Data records
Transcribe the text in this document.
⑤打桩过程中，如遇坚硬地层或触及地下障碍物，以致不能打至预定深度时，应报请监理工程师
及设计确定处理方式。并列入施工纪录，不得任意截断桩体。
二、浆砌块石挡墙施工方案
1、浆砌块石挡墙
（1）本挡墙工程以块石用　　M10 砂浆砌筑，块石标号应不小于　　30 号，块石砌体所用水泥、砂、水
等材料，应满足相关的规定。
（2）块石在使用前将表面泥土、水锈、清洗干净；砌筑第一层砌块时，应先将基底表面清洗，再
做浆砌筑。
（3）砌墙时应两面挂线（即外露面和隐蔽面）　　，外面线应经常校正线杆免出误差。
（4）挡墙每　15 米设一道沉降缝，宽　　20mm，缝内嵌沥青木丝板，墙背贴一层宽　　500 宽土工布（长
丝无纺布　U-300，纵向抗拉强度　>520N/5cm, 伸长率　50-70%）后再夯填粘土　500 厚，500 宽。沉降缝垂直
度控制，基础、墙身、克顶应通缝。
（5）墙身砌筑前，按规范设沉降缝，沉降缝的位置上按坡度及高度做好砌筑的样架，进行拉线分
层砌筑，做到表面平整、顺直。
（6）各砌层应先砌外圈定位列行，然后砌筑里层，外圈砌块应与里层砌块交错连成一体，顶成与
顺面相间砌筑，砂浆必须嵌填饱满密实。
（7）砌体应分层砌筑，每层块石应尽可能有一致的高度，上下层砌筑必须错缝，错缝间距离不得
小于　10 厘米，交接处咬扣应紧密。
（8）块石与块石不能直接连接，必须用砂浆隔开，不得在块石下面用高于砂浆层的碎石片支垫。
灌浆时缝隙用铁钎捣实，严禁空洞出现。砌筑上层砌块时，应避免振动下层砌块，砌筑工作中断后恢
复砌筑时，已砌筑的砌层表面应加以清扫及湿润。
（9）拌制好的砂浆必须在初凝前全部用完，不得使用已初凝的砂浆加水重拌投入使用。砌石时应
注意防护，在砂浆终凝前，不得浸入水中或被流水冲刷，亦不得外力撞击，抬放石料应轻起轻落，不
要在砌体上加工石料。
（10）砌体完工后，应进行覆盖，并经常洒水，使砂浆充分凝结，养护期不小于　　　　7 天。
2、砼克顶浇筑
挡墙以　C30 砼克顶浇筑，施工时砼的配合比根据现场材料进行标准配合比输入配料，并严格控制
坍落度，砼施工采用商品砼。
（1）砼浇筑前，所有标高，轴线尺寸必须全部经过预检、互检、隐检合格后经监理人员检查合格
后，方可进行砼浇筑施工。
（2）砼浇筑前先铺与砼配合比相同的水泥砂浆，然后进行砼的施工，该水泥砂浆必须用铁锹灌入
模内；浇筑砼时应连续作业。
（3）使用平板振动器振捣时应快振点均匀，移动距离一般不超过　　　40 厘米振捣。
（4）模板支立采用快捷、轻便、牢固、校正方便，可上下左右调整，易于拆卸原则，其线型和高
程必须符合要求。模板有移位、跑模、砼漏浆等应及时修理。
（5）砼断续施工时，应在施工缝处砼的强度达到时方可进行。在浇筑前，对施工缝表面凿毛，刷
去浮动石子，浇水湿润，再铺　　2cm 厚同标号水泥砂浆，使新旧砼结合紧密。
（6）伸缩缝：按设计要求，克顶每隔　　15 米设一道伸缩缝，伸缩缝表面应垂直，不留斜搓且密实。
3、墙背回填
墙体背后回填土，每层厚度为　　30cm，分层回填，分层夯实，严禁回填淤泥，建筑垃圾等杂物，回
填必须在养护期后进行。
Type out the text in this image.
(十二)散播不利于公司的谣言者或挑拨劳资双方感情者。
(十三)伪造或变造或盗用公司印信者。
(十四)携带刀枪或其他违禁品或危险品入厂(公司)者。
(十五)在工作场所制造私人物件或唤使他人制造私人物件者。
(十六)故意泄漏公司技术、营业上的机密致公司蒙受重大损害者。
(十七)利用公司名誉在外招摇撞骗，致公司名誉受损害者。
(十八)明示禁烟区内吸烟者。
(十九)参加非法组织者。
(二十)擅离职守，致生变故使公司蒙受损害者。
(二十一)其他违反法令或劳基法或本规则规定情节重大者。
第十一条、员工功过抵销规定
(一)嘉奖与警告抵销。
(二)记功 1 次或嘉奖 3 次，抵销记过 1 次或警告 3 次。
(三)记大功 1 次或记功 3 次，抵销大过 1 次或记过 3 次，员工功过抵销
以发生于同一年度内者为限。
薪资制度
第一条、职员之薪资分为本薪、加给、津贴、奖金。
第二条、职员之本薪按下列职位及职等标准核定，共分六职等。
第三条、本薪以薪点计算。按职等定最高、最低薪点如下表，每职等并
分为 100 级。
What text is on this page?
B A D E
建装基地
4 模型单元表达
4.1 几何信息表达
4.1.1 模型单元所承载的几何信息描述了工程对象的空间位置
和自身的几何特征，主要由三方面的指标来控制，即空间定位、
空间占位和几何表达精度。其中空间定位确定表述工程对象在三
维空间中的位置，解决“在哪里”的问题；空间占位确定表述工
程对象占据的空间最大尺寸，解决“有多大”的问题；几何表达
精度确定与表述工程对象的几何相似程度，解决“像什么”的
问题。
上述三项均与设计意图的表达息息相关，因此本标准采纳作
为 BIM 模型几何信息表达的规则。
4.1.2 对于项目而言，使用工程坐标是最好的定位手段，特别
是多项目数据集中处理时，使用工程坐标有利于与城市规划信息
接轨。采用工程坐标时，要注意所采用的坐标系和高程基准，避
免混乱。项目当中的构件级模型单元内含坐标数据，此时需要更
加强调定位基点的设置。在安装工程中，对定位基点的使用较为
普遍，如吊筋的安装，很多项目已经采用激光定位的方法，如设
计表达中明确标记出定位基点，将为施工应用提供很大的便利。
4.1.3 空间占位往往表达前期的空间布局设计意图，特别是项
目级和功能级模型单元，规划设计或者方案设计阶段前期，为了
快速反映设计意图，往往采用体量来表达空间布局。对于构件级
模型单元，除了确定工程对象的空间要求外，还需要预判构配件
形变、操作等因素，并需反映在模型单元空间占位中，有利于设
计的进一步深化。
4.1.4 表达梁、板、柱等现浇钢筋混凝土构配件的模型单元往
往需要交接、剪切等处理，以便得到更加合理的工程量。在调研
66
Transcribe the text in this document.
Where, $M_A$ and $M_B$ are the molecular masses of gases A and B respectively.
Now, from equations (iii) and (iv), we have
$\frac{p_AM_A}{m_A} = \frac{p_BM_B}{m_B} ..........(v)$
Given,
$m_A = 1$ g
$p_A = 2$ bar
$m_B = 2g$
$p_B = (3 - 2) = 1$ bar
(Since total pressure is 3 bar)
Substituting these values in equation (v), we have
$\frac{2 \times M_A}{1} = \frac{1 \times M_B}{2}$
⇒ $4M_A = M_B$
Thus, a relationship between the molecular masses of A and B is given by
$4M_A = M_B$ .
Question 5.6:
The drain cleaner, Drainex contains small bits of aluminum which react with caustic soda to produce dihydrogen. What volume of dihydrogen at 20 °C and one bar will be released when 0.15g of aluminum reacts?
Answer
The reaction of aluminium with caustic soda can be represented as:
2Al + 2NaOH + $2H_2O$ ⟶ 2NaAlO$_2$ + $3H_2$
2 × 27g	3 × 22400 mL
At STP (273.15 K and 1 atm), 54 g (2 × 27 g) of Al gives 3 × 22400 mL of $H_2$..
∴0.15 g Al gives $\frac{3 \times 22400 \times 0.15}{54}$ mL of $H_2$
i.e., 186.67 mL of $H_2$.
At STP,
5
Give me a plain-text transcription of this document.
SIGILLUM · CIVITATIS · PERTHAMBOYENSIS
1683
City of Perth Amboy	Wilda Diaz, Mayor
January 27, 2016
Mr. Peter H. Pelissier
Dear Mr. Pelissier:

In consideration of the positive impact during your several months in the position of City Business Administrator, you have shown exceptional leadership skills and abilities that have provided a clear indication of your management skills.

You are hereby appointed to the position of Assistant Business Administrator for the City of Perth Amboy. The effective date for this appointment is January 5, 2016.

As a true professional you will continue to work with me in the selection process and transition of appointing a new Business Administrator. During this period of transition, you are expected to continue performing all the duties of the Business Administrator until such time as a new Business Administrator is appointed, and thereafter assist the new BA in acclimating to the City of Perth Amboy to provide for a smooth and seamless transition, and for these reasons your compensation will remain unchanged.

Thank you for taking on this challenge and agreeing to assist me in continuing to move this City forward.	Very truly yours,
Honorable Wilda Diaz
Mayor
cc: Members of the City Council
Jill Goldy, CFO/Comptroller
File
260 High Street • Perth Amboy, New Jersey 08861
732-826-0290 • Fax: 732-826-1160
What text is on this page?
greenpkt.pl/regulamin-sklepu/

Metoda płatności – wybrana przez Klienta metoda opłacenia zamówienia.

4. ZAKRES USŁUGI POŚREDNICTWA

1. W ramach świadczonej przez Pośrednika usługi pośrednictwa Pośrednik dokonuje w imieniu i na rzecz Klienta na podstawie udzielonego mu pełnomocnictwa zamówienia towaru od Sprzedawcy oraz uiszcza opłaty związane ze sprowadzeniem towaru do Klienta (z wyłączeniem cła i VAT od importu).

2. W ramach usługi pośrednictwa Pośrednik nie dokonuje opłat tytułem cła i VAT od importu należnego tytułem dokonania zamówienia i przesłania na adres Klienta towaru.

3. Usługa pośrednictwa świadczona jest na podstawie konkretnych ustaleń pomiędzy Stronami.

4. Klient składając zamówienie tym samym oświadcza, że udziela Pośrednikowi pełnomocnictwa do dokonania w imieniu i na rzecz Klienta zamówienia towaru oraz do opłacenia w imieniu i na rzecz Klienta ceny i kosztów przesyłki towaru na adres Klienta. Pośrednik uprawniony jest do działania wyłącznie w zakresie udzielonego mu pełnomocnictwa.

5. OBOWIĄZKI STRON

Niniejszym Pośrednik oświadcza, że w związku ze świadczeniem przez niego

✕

**Goal:**
Take every line from the records above that has the word "Wilda" and copy it.

**Correct output:**
City of Perth Amboy	Wilda Diaz, Mayor
Honorable Wilda Diaz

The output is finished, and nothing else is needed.